**** Data lines ****

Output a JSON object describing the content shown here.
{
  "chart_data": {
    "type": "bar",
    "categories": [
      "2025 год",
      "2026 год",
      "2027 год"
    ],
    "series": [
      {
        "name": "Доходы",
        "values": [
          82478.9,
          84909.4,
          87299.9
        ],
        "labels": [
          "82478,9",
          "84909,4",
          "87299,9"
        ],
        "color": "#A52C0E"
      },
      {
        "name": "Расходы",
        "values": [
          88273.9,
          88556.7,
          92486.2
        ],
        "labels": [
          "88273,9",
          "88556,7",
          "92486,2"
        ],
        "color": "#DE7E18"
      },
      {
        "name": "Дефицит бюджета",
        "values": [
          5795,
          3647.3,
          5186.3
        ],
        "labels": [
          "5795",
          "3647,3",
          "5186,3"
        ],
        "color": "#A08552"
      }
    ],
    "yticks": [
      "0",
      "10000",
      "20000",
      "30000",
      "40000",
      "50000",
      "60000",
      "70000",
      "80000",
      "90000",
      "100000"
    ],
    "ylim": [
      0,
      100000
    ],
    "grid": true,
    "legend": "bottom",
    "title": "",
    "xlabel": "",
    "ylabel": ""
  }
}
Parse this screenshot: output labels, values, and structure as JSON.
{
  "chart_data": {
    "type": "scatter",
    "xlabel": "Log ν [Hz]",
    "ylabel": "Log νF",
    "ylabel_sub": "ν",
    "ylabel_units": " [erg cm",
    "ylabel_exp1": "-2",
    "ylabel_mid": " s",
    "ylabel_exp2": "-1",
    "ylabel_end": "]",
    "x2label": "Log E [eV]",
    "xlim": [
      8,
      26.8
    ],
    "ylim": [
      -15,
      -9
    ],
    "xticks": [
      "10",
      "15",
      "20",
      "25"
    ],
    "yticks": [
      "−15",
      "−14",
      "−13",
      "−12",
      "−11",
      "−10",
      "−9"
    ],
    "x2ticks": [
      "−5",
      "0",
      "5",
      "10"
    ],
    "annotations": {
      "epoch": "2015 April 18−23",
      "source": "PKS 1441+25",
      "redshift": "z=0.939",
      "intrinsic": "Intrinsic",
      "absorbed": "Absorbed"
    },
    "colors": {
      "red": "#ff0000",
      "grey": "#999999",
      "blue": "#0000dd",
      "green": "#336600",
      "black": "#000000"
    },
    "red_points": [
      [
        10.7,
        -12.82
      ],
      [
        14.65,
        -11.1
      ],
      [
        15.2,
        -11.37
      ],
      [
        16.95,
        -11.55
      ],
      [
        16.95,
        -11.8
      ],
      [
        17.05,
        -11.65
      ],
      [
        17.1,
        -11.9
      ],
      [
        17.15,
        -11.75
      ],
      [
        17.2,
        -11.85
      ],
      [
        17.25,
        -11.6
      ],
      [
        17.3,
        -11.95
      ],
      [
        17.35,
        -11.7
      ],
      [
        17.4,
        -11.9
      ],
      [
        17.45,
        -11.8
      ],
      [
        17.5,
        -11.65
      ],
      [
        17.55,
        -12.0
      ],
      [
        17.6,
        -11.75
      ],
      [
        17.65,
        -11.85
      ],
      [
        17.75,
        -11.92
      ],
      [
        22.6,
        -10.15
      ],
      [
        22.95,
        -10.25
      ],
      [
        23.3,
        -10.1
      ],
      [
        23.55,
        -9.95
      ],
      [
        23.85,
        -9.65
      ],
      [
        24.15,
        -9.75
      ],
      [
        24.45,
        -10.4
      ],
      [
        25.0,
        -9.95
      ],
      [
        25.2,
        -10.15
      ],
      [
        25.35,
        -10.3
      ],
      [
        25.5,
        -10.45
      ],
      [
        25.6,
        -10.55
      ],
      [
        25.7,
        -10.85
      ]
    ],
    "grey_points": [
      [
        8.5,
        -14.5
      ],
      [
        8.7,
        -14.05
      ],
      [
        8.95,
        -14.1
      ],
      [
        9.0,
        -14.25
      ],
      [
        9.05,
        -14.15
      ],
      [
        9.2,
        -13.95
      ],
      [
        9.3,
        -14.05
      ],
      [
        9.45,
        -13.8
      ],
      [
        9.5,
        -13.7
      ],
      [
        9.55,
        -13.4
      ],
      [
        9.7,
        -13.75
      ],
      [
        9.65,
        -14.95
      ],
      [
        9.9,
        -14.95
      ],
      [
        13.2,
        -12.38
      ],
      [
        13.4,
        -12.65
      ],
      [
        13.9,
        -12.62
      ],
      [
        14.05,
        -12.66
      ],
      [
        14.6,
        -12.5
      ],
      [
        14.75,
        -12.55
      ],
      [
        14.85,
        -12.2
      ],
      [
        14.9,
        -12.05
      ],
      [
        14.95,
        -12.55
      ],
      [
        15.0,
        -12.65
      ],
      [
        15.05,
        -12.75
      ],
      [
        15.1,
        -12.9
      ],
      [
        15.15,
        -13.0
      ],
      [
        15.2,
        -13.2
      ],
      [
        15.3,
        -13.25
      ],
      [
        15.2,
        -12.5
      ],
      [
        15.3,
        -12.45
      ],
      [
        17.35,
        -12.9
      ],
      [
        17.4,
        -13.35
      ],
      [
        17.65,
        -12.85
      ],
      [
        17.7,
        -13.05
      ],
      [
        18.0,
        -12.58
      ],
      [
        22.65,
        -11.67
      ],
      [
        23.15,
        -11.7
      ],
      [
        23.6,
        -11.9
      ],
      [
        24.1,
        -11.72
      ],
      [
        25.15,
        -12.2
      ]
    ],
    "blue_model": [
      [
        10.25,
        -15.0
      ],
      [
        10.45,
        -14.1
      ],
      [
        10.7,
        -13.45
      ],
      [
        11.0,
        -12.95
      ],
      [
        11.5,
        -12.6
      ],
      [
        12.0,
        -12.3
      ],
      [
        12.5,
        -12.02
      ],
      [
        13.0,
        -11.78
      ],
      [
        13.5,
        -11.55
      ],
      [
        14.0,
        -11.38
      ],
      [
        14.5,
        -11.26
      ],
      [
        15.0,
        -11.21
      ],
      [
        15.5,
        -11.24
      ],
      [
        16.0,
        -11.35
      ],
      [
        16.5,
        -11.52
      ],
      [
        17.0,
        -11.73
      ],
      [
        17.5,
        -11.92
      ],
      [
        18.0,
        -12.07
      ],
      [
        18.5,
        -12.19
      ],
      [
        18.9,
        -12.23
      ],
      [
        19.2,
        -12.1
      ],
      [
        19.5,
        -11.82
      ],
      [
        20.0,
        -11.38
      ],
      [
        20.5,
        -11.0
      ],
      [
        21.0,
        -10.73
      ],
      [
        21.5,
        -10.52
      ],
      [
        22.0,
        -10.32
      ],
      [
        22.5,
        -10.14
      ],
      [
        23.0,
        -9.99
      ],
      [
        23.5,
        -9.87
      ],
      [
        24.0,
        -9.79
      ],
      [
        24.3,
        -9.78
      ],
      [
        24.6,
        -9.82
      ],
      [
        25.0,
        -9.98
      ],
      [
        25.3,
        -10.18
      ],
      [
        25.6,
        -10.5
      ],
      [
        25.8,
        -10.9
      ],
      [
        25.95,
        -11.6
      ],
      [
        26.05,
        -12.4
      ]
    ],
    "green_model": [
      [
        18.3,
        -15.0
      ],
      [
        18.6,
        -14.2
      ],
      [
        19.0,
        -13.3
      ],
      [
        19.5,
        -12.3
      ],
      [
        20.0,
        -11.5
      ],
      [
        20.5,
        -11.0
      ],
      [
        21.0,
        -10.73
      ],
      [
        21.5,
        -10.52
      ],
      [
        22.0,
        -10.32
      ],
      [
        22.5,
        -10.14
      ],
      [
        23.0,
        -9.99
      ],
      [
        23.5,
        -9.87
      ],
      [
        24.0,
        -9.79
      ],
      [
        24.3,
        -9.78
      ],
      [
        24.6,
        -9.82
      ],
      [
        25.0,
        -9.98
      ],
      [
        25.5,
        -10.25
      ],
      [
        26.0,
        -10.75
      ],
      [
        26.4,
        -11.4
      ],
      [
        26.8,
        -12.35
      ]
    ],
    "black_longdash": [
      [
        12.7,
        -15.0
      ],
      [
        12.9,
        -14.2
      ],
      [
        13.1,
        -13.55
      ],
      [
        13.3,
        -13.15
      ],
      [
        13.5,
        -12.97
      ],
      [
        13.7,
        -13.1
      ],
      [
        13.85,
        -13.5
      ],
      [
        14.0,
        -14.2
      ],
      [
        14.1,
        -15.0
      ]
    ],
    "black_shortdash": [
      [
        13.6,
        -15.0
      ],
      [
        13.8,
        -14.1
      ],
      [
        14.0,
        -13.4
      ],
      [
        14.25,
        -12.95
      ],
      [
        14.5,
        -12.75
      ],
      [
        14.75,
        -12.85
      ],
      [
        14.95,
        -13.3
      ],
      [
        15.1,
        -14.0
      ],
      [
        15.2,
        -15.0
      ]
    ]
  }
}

****

[Task details]
In the material above, find each line that contains the word "name", and select it.

[Response for this exercise]
        "name": "Доходы",
        "name": "Расходы",
        "name": "Дефицит бюджета",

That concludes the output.